WHAT YOU HAVE TO DO: Reproduce the material word for word; the images stay out.

TASK INPUTS:

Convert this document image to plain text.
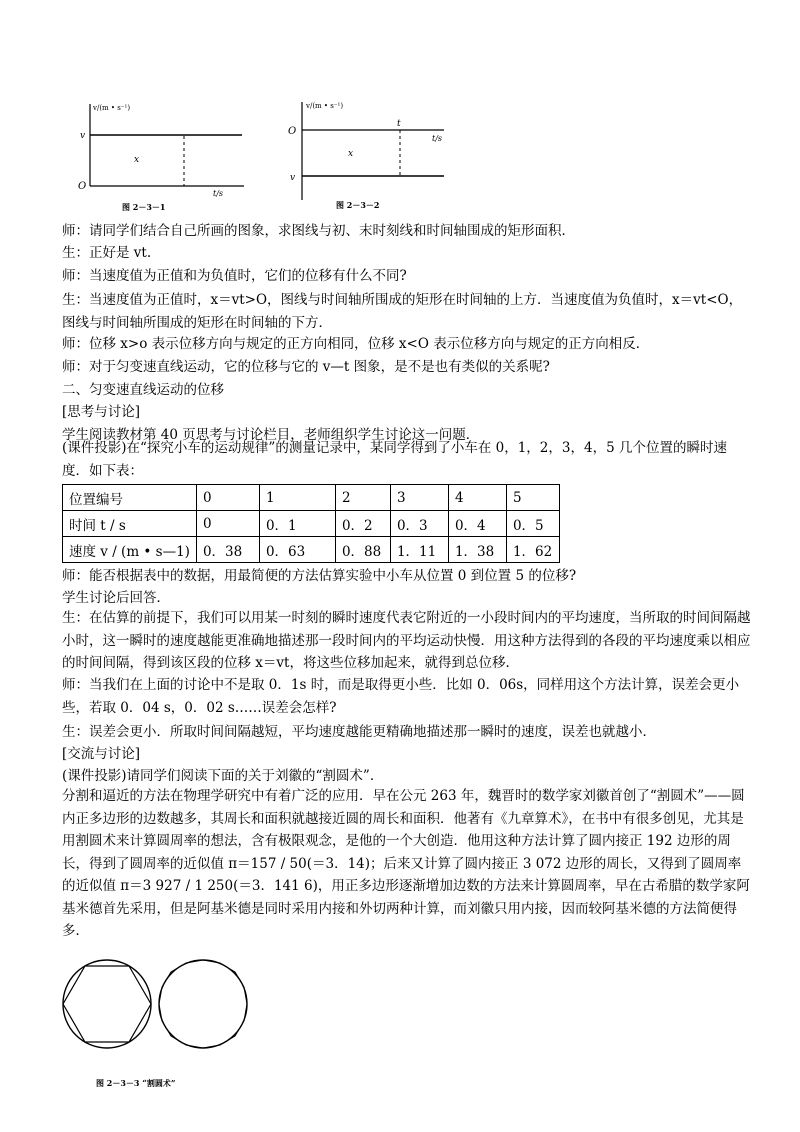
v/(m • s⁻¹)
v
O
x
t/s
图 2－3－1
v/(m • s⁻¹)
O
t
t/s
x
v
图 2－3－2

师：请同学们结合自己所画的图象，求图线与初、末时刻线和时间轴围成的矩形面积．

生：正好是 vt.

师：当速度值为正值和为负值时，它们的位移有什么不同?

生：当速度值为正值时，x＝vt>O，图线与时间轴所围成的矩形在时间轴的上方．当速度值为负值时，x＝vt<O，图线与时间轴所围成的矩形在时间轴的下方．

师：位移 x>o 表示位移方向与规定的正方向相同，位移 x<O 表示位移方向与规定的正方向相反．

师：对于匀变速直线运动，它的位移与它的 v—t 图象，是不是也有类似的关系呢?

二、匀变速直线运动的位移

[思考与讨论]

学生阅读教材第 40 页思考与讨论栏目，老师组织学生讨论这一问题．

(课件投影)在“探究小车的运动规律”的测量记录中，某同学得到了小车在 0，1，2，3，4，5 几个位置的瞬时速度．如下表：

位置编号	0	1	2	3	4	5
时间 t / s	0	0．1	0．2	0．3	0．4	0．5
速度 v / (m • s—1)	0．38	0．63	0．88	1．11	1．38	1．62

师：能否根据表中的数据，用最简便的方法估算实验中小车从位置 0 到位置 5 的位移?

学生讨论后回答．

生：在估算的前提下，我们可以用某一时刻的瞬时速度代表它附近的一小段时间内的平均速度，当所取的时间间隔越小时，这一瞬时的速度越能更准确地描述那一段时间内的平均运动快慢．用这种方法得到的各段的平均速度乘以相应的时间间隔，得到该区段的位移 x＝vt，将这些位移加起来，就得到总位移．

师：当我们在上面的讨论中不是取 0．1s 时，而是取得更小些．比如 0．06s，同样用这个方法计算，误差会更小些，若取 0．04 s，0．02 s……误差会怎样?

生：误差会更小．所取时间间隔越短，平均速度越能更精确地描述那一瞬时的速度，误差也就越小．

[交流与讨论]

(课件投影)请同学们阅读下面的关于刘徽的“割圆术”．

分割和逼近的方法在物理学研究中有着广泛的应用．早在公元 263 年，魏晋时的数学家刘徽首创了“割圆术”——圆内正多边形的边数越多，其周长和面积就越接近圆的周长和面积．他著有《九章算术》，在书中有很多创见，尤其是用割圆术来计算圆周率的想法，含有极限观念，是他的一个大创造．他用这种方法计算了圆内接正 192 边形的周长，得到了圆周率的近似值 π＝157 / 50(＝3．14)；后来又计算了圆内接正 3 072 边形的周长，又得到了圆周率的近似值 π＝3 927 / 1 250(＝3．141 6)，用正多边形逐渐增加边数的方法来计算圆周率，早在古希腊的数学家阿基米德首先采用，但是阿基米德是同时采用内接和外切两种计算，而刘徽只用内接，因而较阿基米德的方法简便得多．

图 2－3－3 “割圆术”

TASK RESULT:
Convert this document image to plain text.
v/(m • s⁻¹)
v
O
x
t/s
图 2－3－1
v/(m • s⁻¹)
O
t
t/s
x
v
图 2－3－2

师：请同学们结合自己所画的图象，求图线与初、末时刻线和时间轴围成的矩形面积．

生：正好是 vt.

师：当速度值为正值和为负值时，它们的位移有什么不同?

生：当速度值为正值时，x＝vt>O，图线与时间轴所围成的矩形在时间轴的上方．当速度值为负值时，x＝vt<O，图线与时间轴所围成的矩形在时间轴的下方．

师：位移 x>o 表示位移方向与规定的正方向相同，位移 x<O 表示位移方向与规定的正方向相反．

师：对于匀变速直线运动，它的位移与它的 v—t 图象，是不是也有类似的关系呢?

二、匀变速直线运动的位移

[思考与讨论]

学生阅读教材第 40 页思考与讨论栏目，老师组织学生讨论这一问题．

(课件投影)在“探究小车的运动规律”的测量记录中，某同学得到了小车在 0，1，2，3，4，5 几个位置的瞬时速度．如下表：

位置编号	0	1	2	3	4	5
时间 t / s	0	0．1	0．2	0．3	0．4	0．5
速度 v / (m • s—1)	0．38	0．63	0．88	1．11	1．38	1．62

师：能否根据表中的数据，用最简便的方法估算实验中小车从位置 0 到位置 5 的位移?

学生讨论后回答．

生：在估算的前提下，我们可以用某一时刻的瞬时速度代表它附近的一小段时间内的平均速度，当所取的时间间隔越小时，这一瞬时的速度越能更准确地描述那一段时间内的平均运动快慢．用这种方法得到的各段的平均速度乘以相应的时间间隔，得到该区段的位移 x＝vt，将这些位移加起来，就得到总位移．

师：当我们在上面的讨论中不是取 0．1s 时，而是取得更小些．比如 0．06s，同样用这个方法计算，误差会更小些，若取 0．04 s，0．02 s……误差会怎样?

生：误差会更小．所取时间间隔越短，平均速度越能更精确地描述那一瞬时的速度，误差也就越小．

[交流与讨论]

(课件投影)请同学们阅读下面的关于刘徽的“割圆术”．

分割和逼近的方法在物理学研究中有着广泛的应用．早在公元 263 年，魏晋时的数学家刘徽首创了“割圆术”——圆内正多边形的边数越多，其周长和面积就越接近圆的周长和面积．他著有《九章算术》，在书中有很多创见，尤其是用割圆术来计算圆周率的想法，含有极限观念，是他的一个大创造．他用这种方法计算了圆内接正 192 边形的周长，得到了圆周率的近似值 π＝157 / 50(＝3．14)；后来又计算了圆内接正 3 072 边形的周长，又得到了圆周率的近似值 π＝3 927 / 1 250(＝3．141 6)，用正多边形逐渐增加边数的方法来计算圆周率，早在古希腊的数学家阿基米德首先采用，但是阿基米德是同时采用内接和外切两种计算，而刘徽只用内接，因而较阿基米德的方法简便得多．

图 2－3－3 “割圆术”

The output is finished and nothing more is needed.